** start of Records for this exercise **

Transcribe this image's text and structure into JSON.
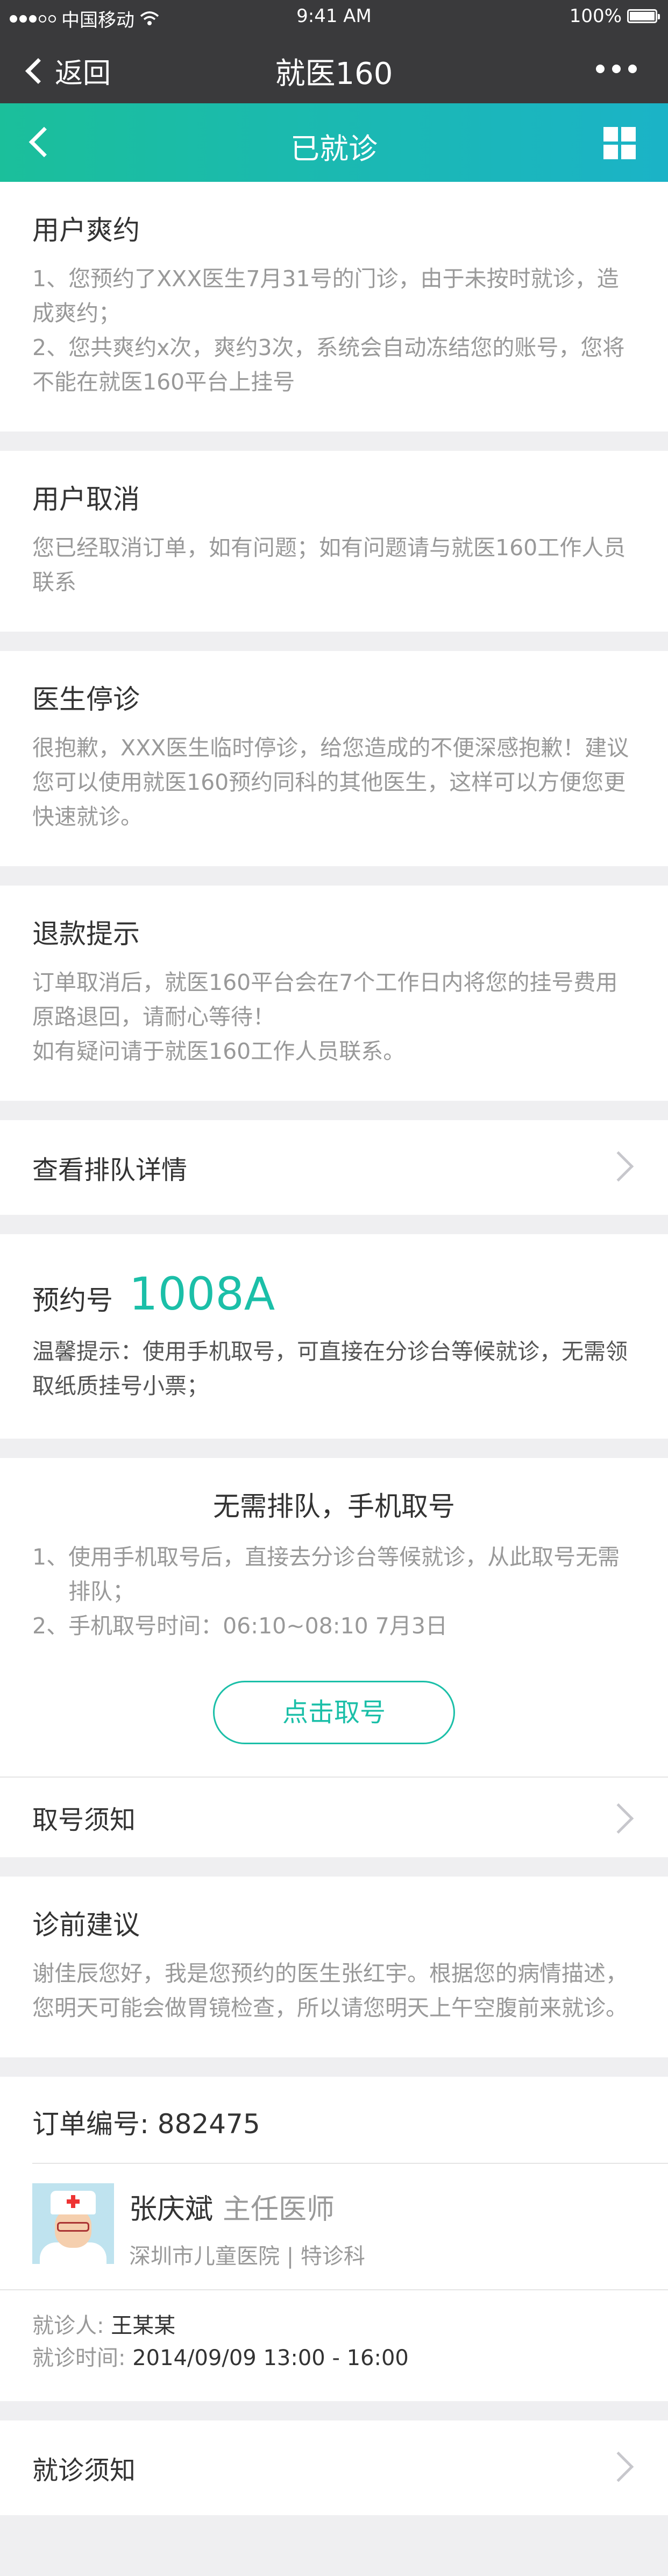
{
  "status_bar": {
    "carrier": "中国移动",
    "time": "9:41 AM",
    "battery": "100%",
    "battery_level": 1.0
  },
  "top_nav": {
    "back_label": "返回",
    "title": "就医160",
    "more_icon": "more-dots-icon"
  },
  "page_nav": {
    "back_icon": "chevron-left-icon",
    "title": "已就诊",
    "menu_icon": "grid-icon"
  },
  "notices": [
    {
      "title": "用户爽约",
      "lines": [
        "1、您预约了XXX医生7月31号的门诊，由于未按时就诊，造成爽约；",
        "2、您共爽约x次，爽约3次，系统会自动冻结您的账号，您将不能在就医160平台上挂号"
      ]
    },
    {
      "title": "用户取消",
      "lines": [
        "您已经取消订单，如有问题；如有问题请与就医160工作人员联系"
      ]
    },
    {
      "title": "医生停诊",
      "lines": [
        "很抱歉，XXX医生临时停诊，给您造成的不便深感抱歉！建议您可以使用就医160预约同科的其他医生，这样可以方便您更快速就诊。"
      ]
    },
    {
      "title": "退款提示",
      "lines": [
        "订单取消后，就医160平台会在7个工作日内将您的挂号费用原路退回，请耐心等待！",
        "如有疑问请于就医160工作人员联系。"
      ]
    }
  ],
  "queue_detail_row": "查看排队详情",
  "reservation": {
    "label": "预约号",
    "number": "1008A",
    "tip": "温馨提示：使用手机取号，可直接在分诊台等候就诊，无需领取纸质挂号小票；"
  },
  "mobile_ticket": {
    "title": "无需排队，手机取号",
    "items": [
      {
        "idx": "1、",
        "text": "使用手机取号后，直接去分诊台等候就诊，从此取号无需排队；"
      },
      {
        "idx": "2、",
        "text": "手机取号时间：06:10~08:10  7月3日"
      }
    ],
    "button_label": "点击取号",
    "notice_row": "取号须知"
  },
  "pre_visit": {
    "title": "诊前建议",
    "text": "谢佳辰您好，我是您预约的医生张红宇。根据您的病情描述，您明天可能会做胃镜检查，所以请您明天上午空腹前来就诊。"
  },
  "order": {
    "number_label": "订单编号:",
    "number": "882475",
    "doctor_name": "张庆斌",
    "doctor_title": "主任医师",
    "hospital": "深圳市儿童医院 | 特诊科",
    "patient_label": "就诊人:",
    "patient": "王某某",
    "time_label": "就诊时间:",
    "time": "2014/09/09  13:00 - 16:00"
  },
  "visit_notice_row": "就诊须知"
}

** end of Records for this exercise **
** start of Records for this exercise **

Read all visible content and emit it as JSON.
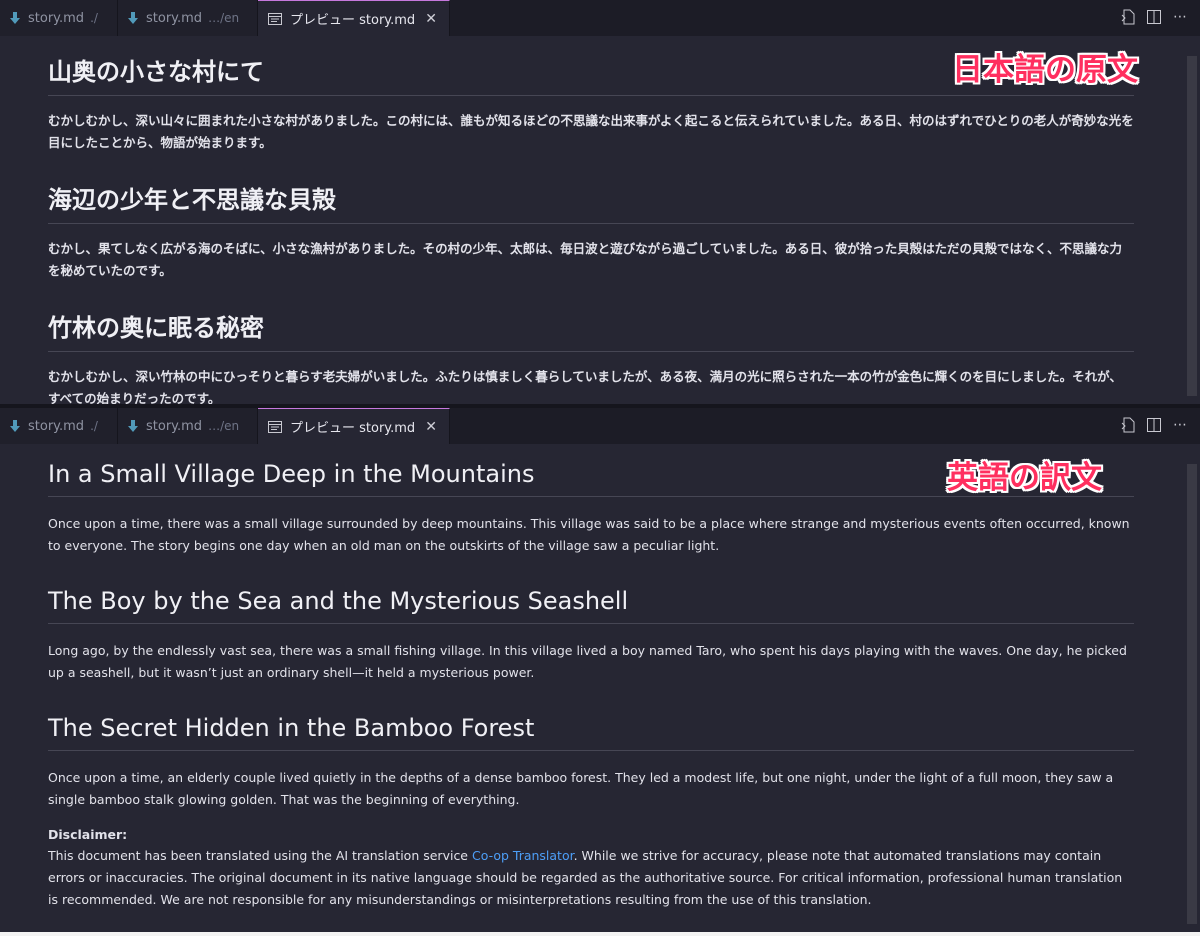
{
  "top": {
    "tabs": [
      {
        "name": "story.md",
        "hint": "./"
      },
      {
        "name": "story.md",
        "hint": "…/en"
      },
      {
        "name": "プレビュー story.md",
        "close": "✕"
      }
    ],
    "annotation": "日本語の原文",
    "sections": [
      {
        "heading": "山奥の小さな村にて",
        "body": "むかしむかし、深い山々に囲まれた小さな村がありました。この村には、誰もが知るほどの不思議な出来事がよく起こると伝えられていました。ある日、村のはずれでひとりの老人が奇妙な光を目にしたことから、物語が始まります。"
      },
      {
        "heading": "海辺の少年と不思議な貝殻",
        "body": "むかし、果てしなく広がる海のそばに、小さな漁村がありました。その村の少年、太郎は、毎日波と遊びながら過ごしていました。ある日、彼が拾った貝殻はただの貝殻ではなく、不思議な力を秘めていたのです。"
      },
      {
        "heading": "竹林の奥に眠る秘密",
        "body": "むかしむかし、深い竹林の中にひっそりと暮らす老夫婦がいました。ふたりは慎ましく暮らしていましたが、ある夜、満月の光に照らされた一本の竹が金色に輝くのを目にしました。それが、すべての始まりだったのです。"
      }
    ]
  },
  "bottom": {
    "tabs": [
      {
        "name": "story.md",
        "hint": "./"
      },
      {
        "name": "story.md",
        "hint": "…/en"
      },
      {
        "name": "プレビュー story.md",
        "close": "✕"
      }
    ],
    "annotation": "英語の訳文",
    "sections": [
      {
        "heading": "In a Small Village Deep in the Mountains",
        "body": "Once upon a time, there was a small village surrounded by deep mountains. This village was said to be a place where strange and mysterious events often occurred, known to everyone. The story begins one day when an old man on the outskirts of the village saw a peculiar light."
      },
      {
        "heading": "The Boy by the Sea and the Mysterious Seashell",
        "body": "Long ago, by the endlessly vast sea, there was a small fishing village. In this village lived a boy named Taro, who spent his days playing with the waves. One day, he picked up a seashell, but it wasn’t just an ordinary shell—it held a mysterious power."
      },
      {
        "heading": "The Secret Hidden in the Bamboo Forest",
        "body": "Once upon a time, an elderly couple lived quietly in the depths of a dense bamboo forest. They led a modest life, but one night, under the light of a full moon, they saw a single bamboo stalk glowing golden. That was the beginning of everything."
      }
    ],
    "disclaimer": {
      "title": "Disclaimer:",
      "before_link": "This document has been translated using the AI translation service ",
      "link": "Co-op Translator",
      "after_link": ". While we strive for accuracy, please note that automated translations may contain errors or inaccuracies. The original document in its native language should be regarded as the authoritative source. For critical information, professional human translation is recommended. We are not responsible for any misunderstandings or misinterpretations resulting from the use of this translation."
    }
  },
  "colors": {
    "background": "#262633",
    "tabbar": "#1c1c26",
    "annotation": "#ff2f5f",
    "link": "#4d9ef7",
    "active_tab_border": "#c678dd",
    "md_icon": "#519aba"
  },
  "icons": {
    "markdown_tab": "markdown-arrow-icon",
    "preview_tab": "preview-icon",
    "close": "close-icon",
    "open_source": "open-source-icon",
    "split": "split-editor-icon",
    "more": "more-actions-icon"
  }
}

** end of Records for this exercise **

■ **Direction**:
Each line holding the word "source" counts once; report the total and nothing else.

■ **Result below**:
2